WHAT TO PRODUCE:
Collect every line of the entries that contains the string "publisher", treating uppercase and lowercase letters as distinct.

....................

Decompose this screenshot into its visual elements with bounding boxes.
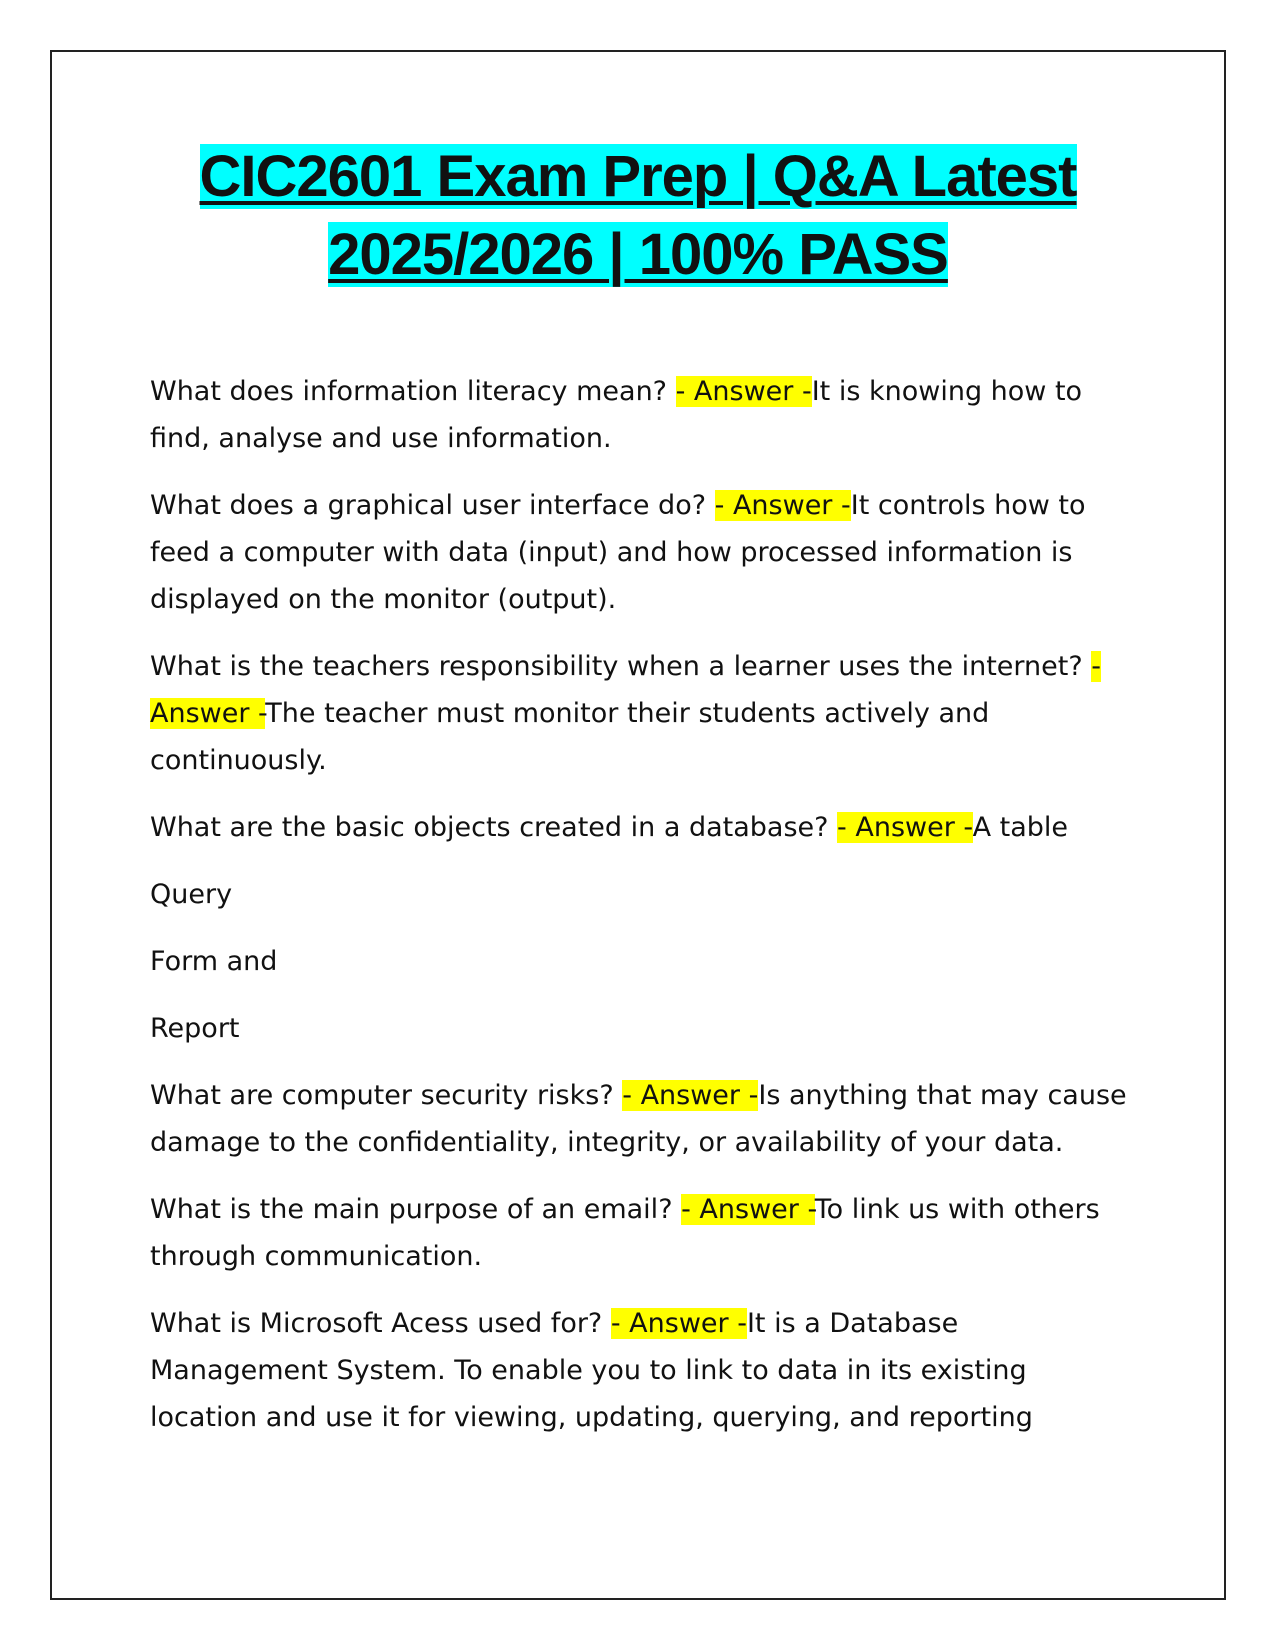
qa-item	[150, 1186, 1140, 1280]
answer-marker: - Answer -	[675, 376, 812, 407]
question-text: What is Microsoft Acess used for?	[150, 1308, 611, 1339]
answer-text: It is knowing how to find, analyse and use information.	[150, 376, 1083, 454]
title-line-2	[326, 221, 950, 289]
qa-item	[150, 643, 1140, 784]
answer-continuation: Report	[150, 1013, 240, 1044]
qa-list	[150, 368, 1140, 1461]
answer-text: Is anything that may cause damage to the confidentiality, integrity, or availability of your data.	[150, 1080, 1127, 1158]
answer-text: To link us with others through communication.	[150, 1194, 1100, 1272]
answer-marker: - Answer -	[837, 812, 973, 843]
qa-item	[150, 368, 1140, 462]
title-line-2-text: 2025/2026 | 100% PASS	[328, 222, 948, 287]
qa-item	[150, 804, 1140, 851]
qa-item	[150, 482, 1140, 623]
question-text: What does a graphical user interface do?	[150, 490, 715, 521]
answer-text: A table	[972, 812, 1068, 843]
answer-text: The teacher must monitor their students actively and continuously.	[150, 698, 990, 776]
title-line-1	[198, 143, 1079, 211]
answer-marker: - Answer -	[150, 651, 1102, 729]
question-text: What are computer security risks?	[150, 1080, 623, 1111]
qa-item	[150, 1072, 1140, 1166]
answer-marker: - Answer -	[610, 1308, 747, 1339]
answer-text: It is a Database Management System. To enable you to link to data in its existing location and use it for viewing, updating, querying, and reporting	[150, 1308, 1033, 1433]
question-text: What is the main purpose of an email?	[150, 1194, 682, 1225]
question-text: What does information literacy mean?	[150, 376, 676, 407]
answer-text: It controls how to feed a computer with data (input) and how processed information is displayed on the monitor (output).	[150, 490, 1086, 615]
answer-continuation: Form and	[150, 946, 278, 977]
document-title	[50, 143, 1226, 299]
qa-item	[150, 1300, 1140, 1441]
answer-marker: - Answer -	[714, 490, 851, 521]
question-text: What is the teachers responsibility when a learner uses the internet?	[150, 651, 1092, 682]
answer-continuation: Query	[150, 879, 233, 910]
answer-marker: - Answer -	[622, 1080, 759, 1111]
title-line-1-text: CIC2601 Exam Prep | Q&A Latest	[199, 144, 1077, 209]
question-text: What are the basic objects created in a database?	[150, 812, 838, 843]
answer-marker: - Answer -	[681, 1194, 815, 1225]
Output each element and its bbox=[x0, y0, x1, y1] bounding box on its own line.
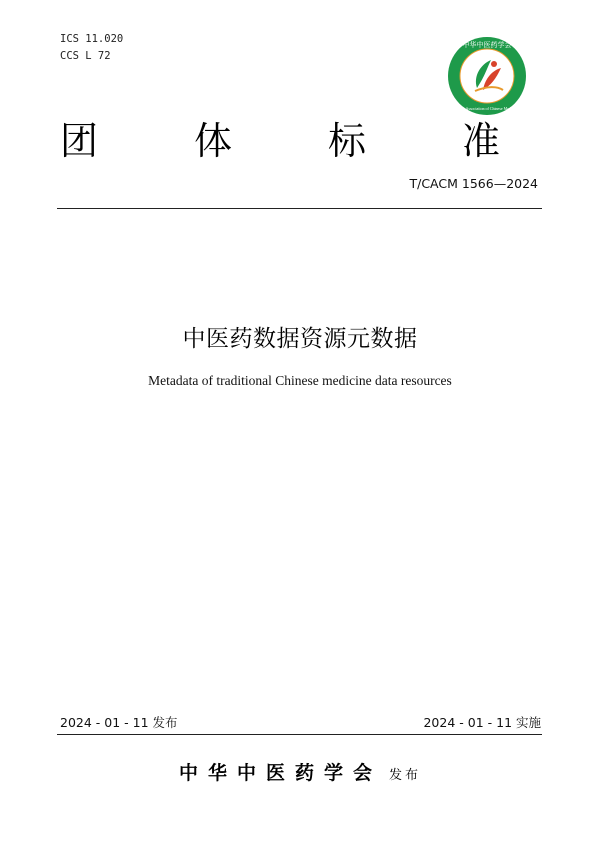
standard-type-heading bbox=[60, 110, 500, 165]
seal-ring-text: 中华中医药学会 bbox=[462, 41, 512, 49]
standard-number: T/CACM 1566—2024 bbox=[409, 176, 538, 191]
standard-type-char: 准 bbox=[461, 119, 500, 163]
standard-type-char: 体 bbox=[193, 119, 232, 163]
seal-ring-text-en: China Association of Chinese Medicine bbox=[455, 106, 519, 111]
document-title-english: Metadata of traditional Chinese medicine data resources bbox=[148, 373, 452, 388]
ccs-code: CCS L 72 bbox=[60, 50, 111, 62]
classification-codes bbox=[60, 31, 123, 65]
publisher-line bbox=[0, 758, 600, 785]
document-title-chinese: 中医药数据资源元数据 bbox=[182, 326, 418, 352]
standard-type-char: 标 bbox=[327, 119, 366, 163]
top-divider bbox=[57, 208, 542, 209]
effective-date: 2024 - 01 - 11 实施 bbox=[423, 715, 541, 730]
bottom-divider bbox=[57, 734, 542, 735]
association-seal-icon bbox=[447, 36, 527, 116]
issue-date: 2024 - 01 - 11 发布 bbox=[60, 715, 178, 730]
standard-type-char: 团 bbox=[60, 119, 99, 163]
publisher-name: 中华中医药学会 bbox=[178, 762, 382, 784]
ics-code: ICS 11.020 bbox=[60, 33, 124, 45]
publisher-suffix: 发布 bbox=[389, 768, 422, 783]
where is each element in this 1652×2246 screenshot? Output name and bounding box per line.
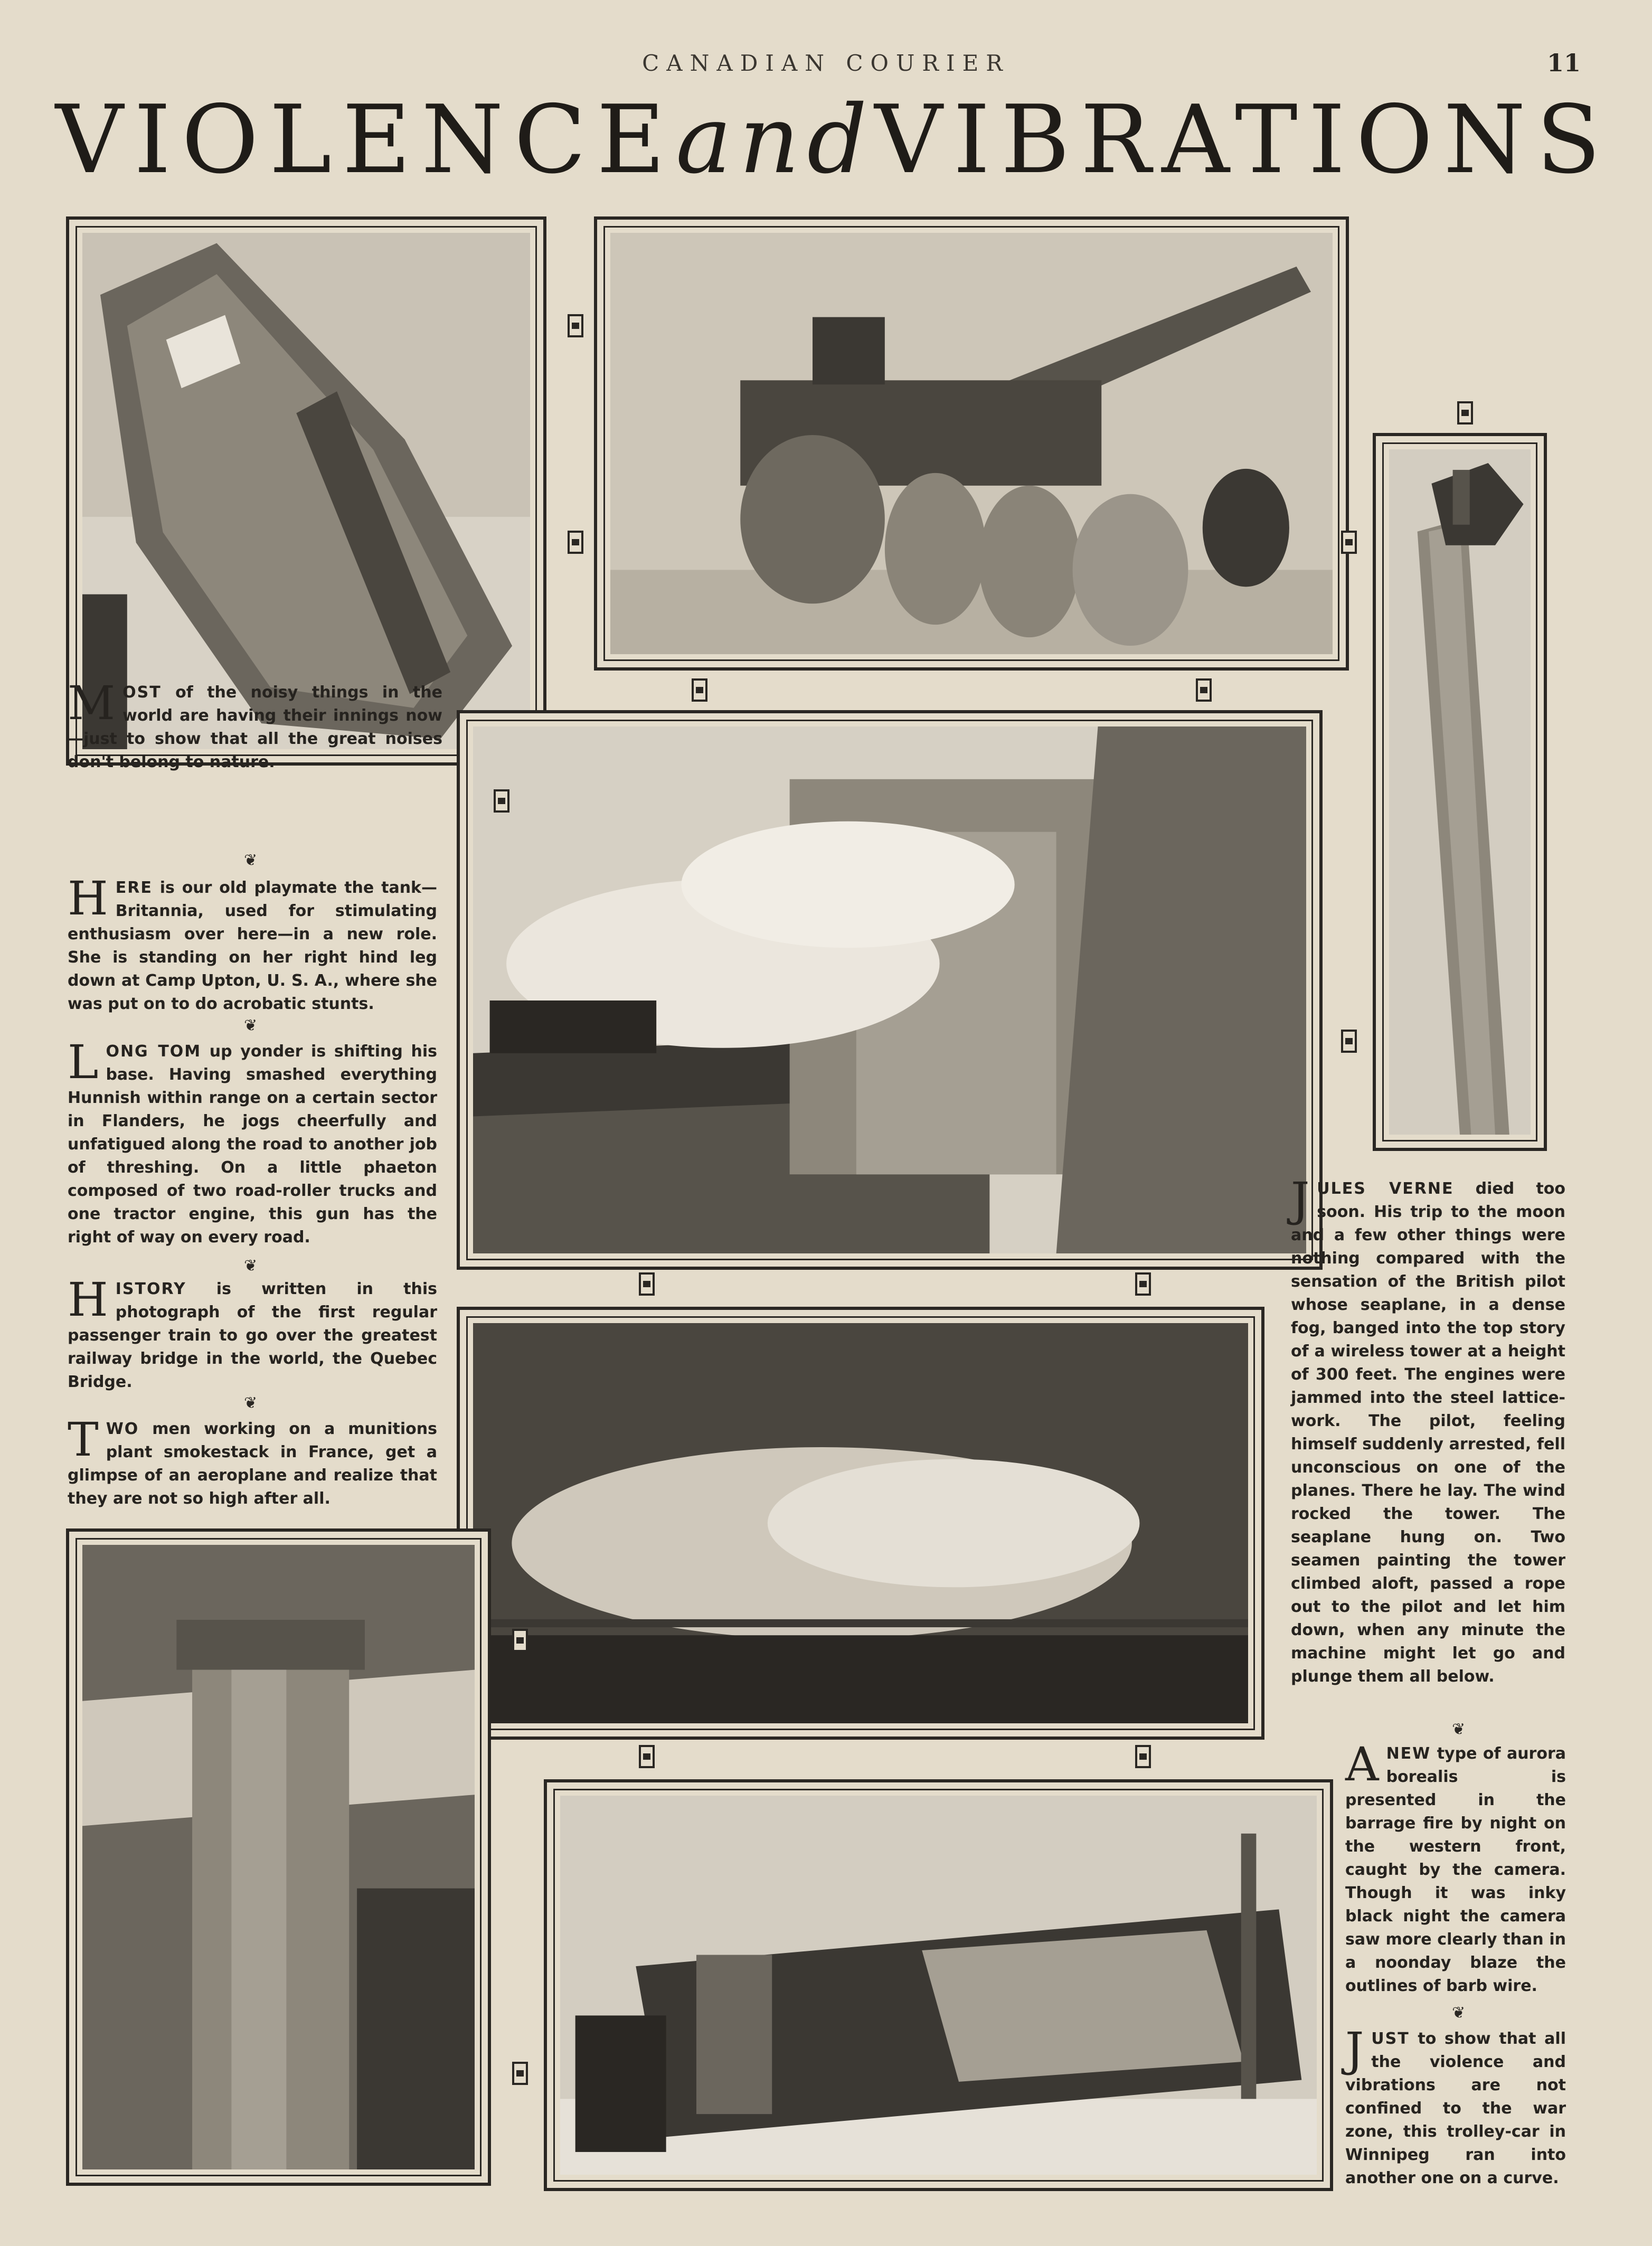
frame-connector bbox=[568, 314, 583, 337]
paragraph-long-tom bbox=[68, 1035, 437, 1249]
photo-frame-long-tom bbox=[594, 216, 1349, 671]
masthead: CANADIAN COURIER bbox=[642, 50, 1010, 76]
headline-right: VIBRATIONS bbox=[874, 85, 1611, 194]
ornament: ❦ bbox=[244, 851, 258, 870]
frame-connector bbox=[512, 1629, 528, 1652]
paragraph-body: type of aurora borealis is presented in the barrage fire by night on the western front, caught by the camera. Though it was inky black night the camera saw more clearly than in a noonday blaze the outlines of barb wire. bbox=[1345, 1744, 1566, 1995]
frame-connector bbox=[1135, 1745, 1151, 1768]
paragraph-body: up yonder is shifting his base. Having smashed everything Hunnish within range on a certain sector in Flanders, he jogs cheerfully and unfatigued along the road to another job of threshing. On a little phaeton composed of two road-roller trucks and one tractor engine, this gun has the right of way on every road. bbox=[68, 1042, 437, 1247]
paragraph-jules-verne bbox=[1291, 1172, 1565, 1688]
drop-cap: A bbox=[1345, 1737, 1379, 1791]
drop-cap: M bbox=[68, 676, 116, 730]
lead-in: NEW bbox=[1386, 1744, 1431, 1763]
winnipeg-trolley-car-photo bbox=[560, 1796, 1317, 2175]
photo-frame-wireless-tower bbox=[1373, 433, 1547, 1151]
lead-in: WO bbox=[106, 1420, 139, 1438]
drop-cap: H bbox=[68, 871, 108, 926]
photo-frame-quebec-bridge bbox=[457, 710, 1323, 1270]
drop-cap: L bbox=[68, 1035, 99, 1089]
lead-in: OST bbox=[122, 683, 162, 702]
paragraph-body: of the noisy things in the world are having their innings now—just to show that all the great noises don't belong to nature. bbox=[68, 683, 442, 771]
page-number: 11 bbox=[1546, 49, 1581, 77]
munitions-smokestack-photo bbox=[82, 1545, 475, 2169]
drop-cap: J bbox=[1291, 1172, 1310, 1226]
ornament: ❦ bbox=[244, 1394, 258, 1412]
photo-frame-barrage bbox=[457, 1307, 1264, 1740]
paragraph-history bbox=[68, 1272, 437, 1394]
ornament: ❦ bbox=[244, 1257, 258, 1275]
paragraph-trolley bbox=[1345, 2022, 1566, 2190]
frame-connector bbox=[1341, 531, 1357, 554]
tank-photo bbox=[82, 233, 530, 749]
paragraph-noisy-things bbox=[68, 676, 442, 774]
lead-in: UST bbox=[1371, 2030, 1410, 2048]
headline-left: VIOLENCE bbox=[55, 85, 676, 194]
lead-in: ERE bbox=[115, 879, 153, 897]
lead-in: ISTORY bbox=[115, 1280, 186, 1298]
frame-connector bbox=[1341, 1030, 1357, 1053]
frame-connector bbox=[568, 531, 583, 554]
ornament: ❦ bbox=[244, 1016, 258, 1035]
drop-cap: J bbox=[1345, 2022, 1364, 2077]
paragraph-body: died too soon. His trip to the moon and a few other things were nothing compared with the sensation of the British pilot whose seaplane, in a dense fog, banged into the top story of a wireless tower at a height of 300 feet. The engines were jammed into the steel lattice-work. The pilot, feeling himself suddenly arrested, fell unconscious on one of the planes. There he lay. The wind rocked the tower. The seaplane hung on. Two seamen painting the tower climbed aloft, passed a rope out to the pilot and let him down, when any minute the machine might let go and plunge them all below. bbox=[1291, 1179, 1565, 1686]
barrage-fire-photo bbox=[473, 1323, 1248, 1723]
frame-connector bbox=[1135, 1272, 1151, 1296]
paragraph-aurora bbox=[1345, 1737, 1566, 1998]
headline-middle: and bbox=[675, 85, 875, 194]
drop-cap: H bbox=[68, 1272, 108, 1327]
frame-connector bbox=[1196, 678, 1212, 702]
long-tom-gun-photo bbox=[610, 233, 1333, 654]
paragraph-body: men working on a munitions plant smokestack in France, get a glimpse of an aeroplane and realize that they are not so high after all. bbox=[68, 1420, 437, 1508]
quebec-bridge-train-photo bbox=[473, 726, 1306, 1253]
drop-cap: T bbox=[68, 1412, 99, 1467]
headline bbox=[55, 85, 1611, 194]
photo-frame-smokestack bbox=[66, 1528, 491, 2186]
photo-frame-trolley bbox=[544, 1779, 1333, 2191]
frame-connector bbox=[494, 789, 509, 813]
paragraph-two-men bbox=[68, 1412, 437, 1511]
lead-in: ONG TOM bbox=[106, 1042, 202, 1061]
paragraph-tank bbox=[68, 871, 437, 1016]
frame-connector bbox=[1457, 401, 1473, 424]
paragraph-body: is our old playmate the tank—Britannia, used for stimulating enthusiasm over here—in a new role. She is standing on her right hind leg down at Camp Upton, U. S. A., where she was put on to do acrobatic stunts. bbox=[68, 879, 437, 1013]
wireless-tower-seaplane-photo bbox=[1389, 449, 1531, 1135]
ornament: ❦ bbox=[1452, 1720, 1466, 1739]
paragraph-body: is written in this photograph of the first regular passenger train to go over the greatest railway bridge in the world, the Quebec Bridge. bbox=[68, 1280, 437, 1391]
frame-connector bbox=[692, 678, 707, 702]
frame-connector bbox=[512, 2062, 528, 2085]
paragraph-body: to show that all the violence and vibrations are not confined to the war zone, this trolley-car in Winnipeg ran into another one on a curve. bbox=[1345, 2030, 1566, 2187]
frame-connector bbox=[639, 1745, 655, 1768]
lead-in: ULES VERNE bbox=[1317, 1179, 1454, 1198]
frame-connector bbox=[639, 1272, 655, 1296]
ornament: ❦ bbox=[1452, 2004, 1466, 2022]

....................

OUTPUT OF THE EXERCISE:
publisher-line bbox=[0, 758, 600, 785]
publisher-name: 中华中医药学会 bbox=[178, 762, 382, 784]
publisher-suffix: 发布 bbox=[389, 768, 422, 783]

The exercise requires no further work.